[Collected data]
☆ ☆ ☆
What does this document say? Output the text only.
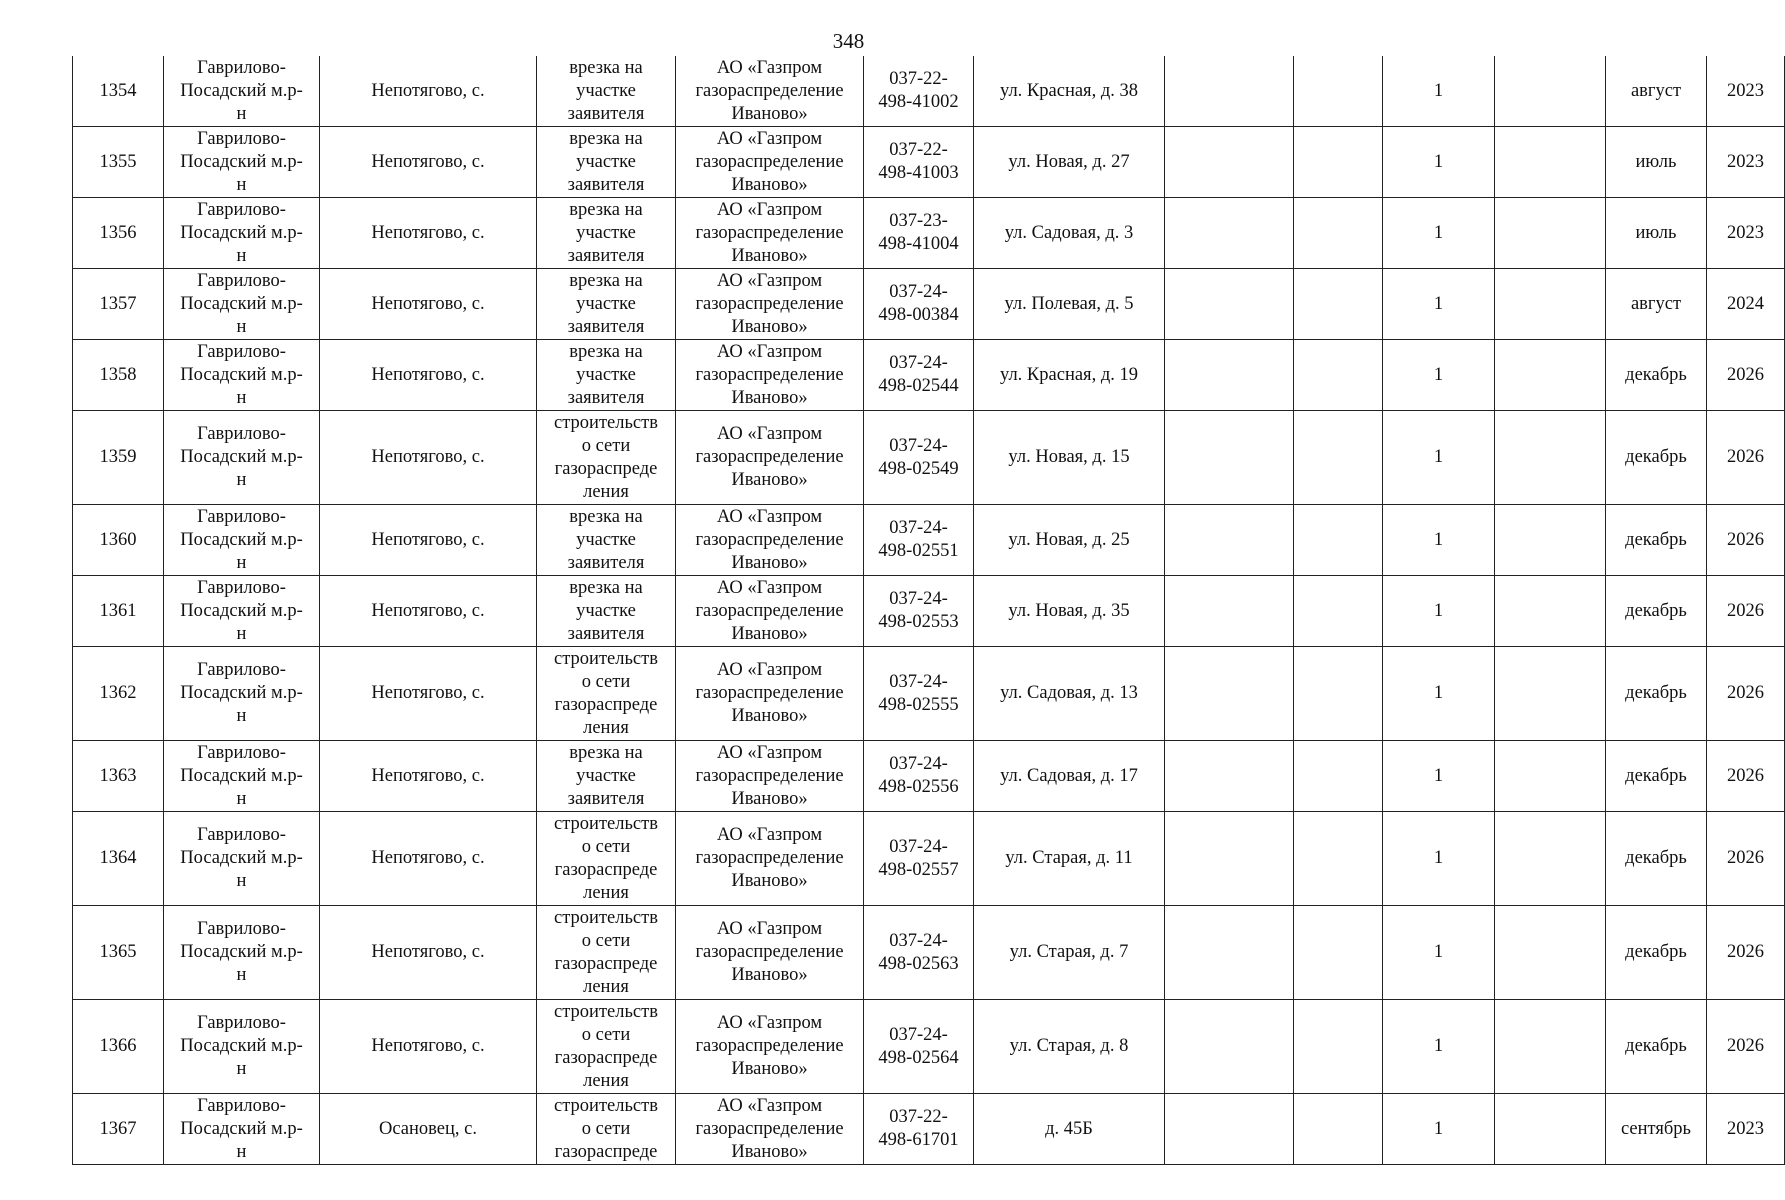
348
1354	Гаврилово-
Посадский м.р-
н	Непотягово, с.	врезка на
участке
заявителя	АО «Газпром
газораспределение
Иваново»	037-22-
498-41002	ул. Красная, д. 38			1		август	2023
1355	Гаврилово-
Посадский м.р-
н	Непотягово, с.	врезка на
участке
заявителя	АО «Газпром
газораспределение
Иваново»	037-22-
498-41003	ул. Новая, д. 27			1		июль	2023
1356	Гаврилово-
Посадский м.р-
н	Непотягово, с.	врезка на
участке
заявителя	АО «Газпром
газораспределение
Иваново»	037-23-
498-41004	ул. Садовая, д. 3			1		июль	2023
1357	Гаврилово-
Посадский м.р-
н	Непотягово, с.	врезка на
участке
заявителя	АО «Газпром
газораспределение
Иваново»	037-24-
498-00384	ул. Полевая, д. 5			1		август	2024
1358	Гаврилово-
Посадский м.р-
н	Непотягово, с.	врезка на
участке
заявителя	АО «Газпром
газораспределение
Иваново»	037-24-
498-02544	ул. Красная, д. 19			1		декабрь	2026
1359	Гаврилово-
Посадский м.р-
н	Непотягово, с.	строительств
о сети
газораспреде
ления	АО «Газпром
газораспределение
Иваново»	037-24-
498-02549	ул. Новая, д. 15			1		декабрь	2026
1360	Гаврилово-
Посадский м.р-
н	Непотягово, с.	врезка на
участке
заявителя	АО «Газпром
газораспределение
Иваново»	037-24-
498-02551	ул. Новая, д. 25			1		декабрь	2026
1361	Гаврилово-
Посадский м.р-
н	Непотягово, с.	врезка на
участке
заявителя	АО «Газпром
газораспределение
Иваново»	037-24-
498-02553	ул. Новая, д. 35			1		декабрь	2026
1362	Гаврилово-
Посадский м.р-
н	Непотягово, с.	строительств
о сети
газораспреде
ления	АО «Газпром
газораспределение
Иваново»	037-24-
498-02555	ул. Садовая, д. 13			1		декабрь	2026
1363	Гаврилово-
Посадский м.р-
н	Непотягово, с.	врезка на
участке
заявителя	АО «Газпром
газораспределение
Иваново»	037-24-
498-02556	ул. Садовая, д. 17			1		декабрь	2026
1364	Гаврилово-
Посадский м.р-
н	Непотягово, с.	строительств
о сети
газораспреде
ления	АО «Газпром
газораспределение
Иваново»	037-24-
498-02557	ул. Старая, д. 11			1		декабрь	2026
1365	Гаврилово-
Посадский м.р-
н	Непотягово, с.	строительств
о сети
газораспреде
ления	АО «Газпром
газораспределение
Иваново»	037-24-
498-02563	ул. Старая, д. 7			1		декабрь	2026
1366	Гаврилово-
Посадский м.р-
н	Непотягово, с.	строительств
о сети
газораспреде
ления	АО «Газпром
газораспределение
Иваново»	037-24-
498-02564	ул. Старая, д. 8			1		декабрь	2026
1367	Гаврилово-
Посадский м.р-
н	Осановец, с.	строительств
о сети
газораспреде	АО «Газпром
газораспределение
Иваново»	037-22-
498-61701	д. 45Б			1		сентябрь	2023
☆ ☆ ☆
→ Set task
Transcribe all of the entries word for word, but skip any pictures they contain.

→ In response
What does this document say? Output the text only.
348
1354	Гаврилово-
Посадский м.р-
н	Непотягово, с.	врезка на
участке
заявителя	АО «Газпром
газораспределение
Иваново»	037-22-
498-41002	ул. Красная, д. 38			1		август	2023
1355	Гаврилово-
Посадский м.р-
н	Непотягово, с.	врезка на
участке
заявителя	АО «Газпром
газораспределение
Иваново»	037-22-
498-41003	ул. Новая, д. 27			1		июль	2023
1356	Гаврилово-
Посадский м.р-
н	Непотягово, с.	врезка на
участке
заявителя	АО «Газпром
газораспределение
Иваново»	037-23-
498-41004	ул. Садовая, д. 3			1		июль	2023
1357	Гаврилово-
Посадский м.р-
н	Непотягово, с.	врезка на
участке
заявителя	АО «Газпром
газораспределение
Иваново»	037-24-
498-00384	ул. Полевая, д. 5			1		август	2024
1358	Гаврилово-
Посадский м.р-
н	Непотягово, с.	врезка на
участке
заявителя	АО «Газпром
газораспределение
Иваново»	037-24-
498-02544	ул. Красная, д. 19			1		декабрь	2026
1359	Гаврилово-
Посадский м.р-
н	Непотягово, с.	строительств
о сети
газораспреде
ления	АО «Газпром
газораспределение
Иваново»	037-24-
498-02549	ул. Новая, д. 15			1		декабрь	2026
1360	Гаврилово-
Посадский м.р-
н	Непотягово, с.	врезка на
участке
заявителя	АО «Газпром
газораспределение
Иваново»	037-24-
498-02551	ул. Новая, д. 25			1		декабрь	2026
1361	Гаврилово-
Посадский м.р-
н	Непотягово, с.	врезка на
участке
заявителя	АО «Газпром
газораспределение
Иваново»	037-24-
498-02553	ул. Новая, д. 35			1		декабрь	2026
1362	Гаврилово-
Посадский м.р-
н	Непотягово, с.	строительств
о сети
газораспреде
ления	АО «Газпром
газораспределение
Иваново»	037-24-
498-02555	ул. Садовая, д. 13			1		декабрь	2026
1363	Гаврилово-
Посадский м.р-
н	Непотягово, с.	врезка на
участке
заявителя	АО «Газпром
газораспределение
Иваново»	037-24-
498-02556	ул. Садовая, д. 17			1		декабрь	2026
1364	Гаврилово-
Посадский м.р-
н	Непотягово, с.	строительств
о сети
газораспреде
ления	АО «Газпром
газораспределение
Иваново»	037-24-
498-02557	ул. Старая, д. 11			1		декабрь	2026
1365	Гаврилово-
Посадский м.р-
н	Непотягово, с.	строительств
о сети
газораспреде
ления	АО «Газпром
газораспределение
Иваново»	037-24-
498-02563	ул. Старая, д. 7			1		декабрь	2026
1366	Гаврилово-
Посадский м.р-
н	Непотягово, с.	строительств
о сети
газораспреде
ления	АО «Газпром
газораспределение
Иваново»	037-24-
498-02564	ул. Старая, д. 8			1		декабрь	2026
1367	Гаврилово-
Посадский м.р-
н	Осановец, с.	строительств
о сети
газораспреде	АО «Газпром
газораспределение
Иваново»	037-22-
498-61701	д. 45Б			1		сентябрь	2023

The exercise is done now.